** Begin INPUT ROWS **

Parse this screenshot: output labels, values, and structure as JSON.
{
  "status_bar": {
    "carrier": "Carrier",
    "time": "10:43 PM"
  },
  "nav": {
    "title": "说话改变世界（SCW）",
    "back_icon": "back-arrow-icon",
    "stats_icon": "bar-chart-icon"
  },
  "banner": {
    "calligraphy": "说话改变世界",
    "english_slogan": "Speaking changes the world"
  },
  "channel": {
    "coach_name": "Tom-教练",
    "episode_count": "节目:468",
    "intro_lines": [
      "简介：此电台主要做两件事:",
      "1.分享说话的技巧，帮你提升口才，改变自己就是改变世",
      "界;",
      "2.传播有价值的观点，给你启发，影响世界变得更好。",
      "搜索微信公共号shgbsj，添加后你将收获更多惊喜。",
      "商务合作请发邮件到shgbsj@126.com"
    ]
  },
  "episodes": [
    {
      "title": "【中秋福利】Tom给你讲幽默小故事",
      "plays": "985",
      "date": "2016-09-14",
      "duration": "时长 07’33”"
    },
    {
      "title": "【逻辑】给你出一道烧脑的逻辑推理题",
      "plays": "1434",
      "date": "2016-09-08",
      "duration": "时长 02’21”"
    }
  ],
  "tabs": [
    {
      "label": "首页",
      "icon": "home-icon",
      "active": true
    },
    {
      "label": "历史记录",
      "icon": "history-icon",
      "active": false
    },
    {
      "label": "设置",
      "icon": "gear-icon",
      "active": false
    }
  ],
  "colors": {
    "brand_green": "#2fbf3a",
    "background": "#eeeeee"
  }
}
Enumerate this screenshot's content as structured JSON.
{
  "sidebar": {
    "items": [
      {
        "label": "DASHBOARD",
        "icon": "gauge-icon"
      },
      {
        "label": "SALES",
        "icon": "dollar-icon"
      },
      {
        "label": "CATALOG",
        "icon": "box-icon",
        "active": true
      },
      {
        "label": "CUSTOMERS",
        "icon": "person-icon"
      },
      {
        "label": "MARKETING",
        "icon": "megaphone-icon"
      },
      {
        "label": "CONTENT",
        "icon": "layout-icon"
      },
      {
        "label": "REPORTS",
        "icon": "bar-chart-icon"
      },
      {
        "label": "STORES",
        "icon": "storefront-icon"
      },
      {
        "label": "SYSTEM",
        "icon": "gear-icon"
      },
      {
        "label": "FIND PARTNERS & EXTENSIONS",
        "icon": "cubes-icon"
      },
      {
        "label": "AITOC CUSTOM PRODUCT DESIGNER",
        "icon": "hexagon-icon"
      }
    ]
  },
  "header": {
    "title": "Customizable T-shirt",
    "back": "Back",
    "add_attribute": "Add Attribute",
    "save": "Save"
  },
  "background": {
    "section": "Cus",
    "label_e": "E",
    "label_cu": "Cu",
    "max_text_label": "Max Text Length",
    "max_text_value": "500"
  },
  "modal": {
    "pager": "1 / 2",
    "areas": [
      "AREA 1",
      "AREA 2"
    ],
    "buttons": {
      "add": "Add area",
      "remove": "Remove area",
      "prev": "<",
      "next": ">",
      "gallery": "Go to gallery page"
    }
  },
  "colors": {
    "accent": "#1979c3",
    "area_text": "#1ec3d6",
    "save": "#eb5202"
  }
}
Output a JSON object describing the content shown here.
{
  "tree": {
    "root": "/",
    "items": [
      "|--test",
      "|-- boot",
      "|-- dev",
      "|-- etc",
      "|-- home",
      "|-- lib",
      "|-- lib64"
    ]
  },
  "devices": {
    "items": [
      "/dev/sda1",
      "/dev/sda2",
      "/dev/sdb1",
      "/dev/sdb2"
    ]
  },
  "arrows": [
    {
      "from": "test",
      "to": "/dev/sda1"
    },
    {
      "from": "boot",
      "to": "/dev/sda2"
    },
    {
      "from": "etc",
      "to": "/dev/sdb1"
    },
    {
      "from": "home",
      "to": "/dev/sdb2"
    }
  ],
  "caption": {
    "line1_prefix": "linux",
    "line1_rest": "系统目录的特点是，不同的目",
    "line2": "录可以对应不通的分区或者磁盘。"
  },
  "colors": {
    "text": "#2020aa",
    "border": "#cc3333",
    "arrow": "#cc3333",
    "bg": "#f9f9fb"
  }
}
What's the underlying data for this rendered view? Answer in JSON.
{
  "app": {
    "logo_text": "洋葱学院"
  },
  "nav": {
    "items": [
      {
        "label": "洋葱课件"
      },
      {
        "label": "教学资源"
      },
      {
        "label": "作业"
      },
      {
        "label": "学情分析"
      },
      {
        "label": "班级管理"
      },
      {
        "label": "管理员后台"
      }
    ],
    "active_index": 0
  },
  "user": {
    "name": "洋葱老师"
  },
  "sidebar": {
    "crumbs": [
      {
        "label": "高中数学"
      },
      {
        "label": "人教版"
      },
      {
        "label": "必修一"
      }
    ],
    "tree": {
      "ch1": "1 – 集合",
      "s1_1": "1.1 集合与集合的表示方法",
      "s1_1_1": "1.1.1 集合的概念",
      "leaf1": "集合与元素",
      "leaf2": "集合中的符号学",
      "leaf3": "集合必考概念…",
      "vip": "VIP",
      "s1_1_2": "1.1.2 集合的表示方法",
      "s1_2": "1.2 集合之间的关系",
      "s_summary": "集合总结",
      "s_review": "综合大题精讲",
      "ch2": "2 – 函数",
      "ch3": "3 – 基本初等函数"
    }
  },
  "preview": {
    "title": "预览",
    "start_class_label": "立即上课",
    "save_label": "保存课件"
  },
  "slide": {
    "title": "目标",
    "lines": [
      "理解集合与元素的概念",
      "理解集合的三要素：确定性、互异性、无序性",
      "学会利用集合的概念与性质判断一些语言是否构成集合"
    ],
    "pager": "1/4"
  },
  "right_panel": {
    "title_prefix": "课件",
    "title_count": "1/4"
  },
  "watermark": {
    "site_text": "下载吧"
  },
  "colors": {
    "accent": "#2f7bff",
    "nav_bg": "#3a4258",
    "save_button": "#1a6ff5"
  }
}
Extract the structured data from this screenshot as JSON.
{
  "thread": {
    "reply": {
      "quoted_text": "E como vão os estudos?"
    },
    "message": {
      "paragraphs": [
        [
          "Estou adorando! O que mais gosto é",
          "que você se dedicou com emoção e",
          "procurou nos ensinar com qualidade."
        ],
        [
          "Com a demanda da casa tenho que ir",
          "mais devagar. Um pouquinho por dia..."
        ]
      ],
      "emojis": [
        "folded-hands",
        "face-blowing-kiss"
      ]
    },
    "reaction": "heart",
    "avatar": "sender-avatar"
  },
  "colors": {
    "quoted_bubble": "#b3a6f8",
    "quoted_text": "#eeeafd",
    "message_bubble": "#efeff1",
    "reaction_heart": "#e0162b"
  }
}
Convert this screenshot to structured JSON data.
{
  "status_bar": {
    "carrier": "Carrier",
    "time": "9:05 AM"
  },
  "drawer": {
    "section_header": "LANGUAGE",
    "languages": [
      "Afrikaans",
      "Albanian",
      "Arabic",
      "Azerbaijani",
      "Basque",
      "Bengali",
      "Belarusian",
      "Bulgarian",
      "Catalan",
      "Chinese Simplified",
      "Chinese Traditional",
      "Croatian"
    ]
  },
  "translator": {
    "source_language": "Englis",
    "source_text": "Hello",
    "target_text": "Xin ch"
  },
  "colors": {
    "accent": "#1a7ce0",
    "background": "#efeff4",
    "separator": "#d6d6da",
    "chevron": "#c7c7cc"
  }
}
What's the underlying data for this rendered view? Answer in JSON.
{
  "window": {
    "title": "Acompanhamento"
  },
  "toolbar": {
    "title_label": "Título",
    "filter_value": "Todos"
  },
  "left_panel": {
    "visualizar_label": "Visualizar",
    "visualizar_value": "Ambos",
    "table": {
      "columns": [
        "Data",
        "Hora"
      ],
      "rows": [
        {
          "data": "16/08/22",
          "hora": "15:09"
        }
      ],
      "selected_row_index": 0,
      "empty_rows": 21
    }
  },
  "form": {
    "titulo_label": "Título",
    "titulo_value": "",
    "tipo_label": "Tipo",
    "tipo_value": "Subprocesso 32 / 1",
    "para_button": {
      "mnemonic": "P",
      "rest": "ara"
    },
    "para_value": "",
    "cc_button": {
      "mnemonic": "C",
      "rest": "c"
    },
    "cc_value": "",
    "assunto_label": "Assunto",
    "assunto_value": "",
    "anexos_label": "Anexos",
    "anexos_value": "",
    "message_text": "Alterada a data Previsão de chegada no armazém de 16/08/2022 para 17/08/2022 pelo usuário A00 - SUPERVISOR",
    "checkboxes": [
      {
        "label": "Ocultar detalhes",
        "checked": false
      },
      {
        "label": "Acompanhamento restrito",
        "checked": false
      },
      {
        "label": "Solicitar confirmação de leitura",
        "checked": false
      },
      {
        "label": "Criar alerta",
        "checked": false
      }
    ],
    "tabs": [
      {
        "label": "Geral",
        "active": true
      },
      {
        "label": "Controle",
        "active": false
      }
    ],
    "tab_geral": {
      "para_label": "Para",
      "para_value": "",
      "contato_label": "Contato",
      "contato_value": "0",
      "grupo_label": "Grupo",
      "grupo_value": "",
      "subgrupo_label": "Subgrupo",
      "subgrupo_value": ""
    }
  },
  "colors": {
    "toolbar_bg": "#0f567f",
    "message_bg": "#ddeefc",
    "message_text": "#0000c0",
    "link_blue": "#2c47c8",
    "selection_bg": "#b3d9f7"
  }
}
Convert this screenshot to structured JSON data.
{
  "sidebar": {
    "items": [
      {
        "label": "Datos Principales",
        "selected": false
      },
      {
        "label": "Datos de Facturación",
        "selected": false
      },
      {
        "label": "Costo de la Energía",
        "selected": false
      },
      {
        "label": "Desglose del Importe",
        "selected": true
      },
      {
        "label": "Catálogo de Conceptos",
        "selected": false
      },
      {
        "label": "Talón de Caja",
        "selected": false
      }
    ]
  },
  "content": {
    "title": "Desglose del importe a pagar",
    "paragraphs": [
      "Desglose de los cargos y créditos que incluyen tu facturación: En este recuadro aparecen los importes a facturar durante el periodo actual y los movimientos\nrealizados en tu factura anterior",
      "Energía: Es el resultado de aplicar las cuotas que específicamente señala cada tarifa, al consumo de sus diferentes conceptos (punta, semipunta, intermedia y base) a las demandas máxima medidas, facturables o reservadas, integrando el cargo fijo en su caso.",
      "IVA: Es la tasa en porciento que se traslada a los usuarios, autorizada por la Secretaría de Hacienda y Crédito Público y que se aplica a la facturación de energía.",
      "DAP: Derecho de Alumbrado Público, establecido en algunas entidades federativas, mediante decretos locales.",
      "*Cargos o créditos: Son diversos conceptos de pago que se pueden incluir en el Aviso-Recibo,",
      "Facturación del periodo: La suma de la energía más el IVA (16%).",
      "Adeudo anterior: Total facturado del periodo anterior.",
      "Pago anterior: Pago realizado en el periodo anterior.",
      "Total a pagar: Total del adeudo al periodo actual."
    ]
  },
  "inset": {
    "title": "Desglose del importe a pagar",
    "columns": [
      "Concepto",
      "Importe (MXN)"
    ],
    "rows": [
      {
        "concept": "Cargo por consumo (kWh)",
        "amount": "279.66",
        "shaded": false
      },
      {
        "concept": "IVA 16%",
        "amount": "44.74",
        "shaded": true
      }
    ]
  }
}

** End INPUT ROWS **

- [TASK] Make a list of all lines in the data that contain "Total".

- [RESULT BELOW]
      "Adeudo anterior: Total facturado del periodo anterior.",
      "Total a pagar: Total del adeudo al periodo actual."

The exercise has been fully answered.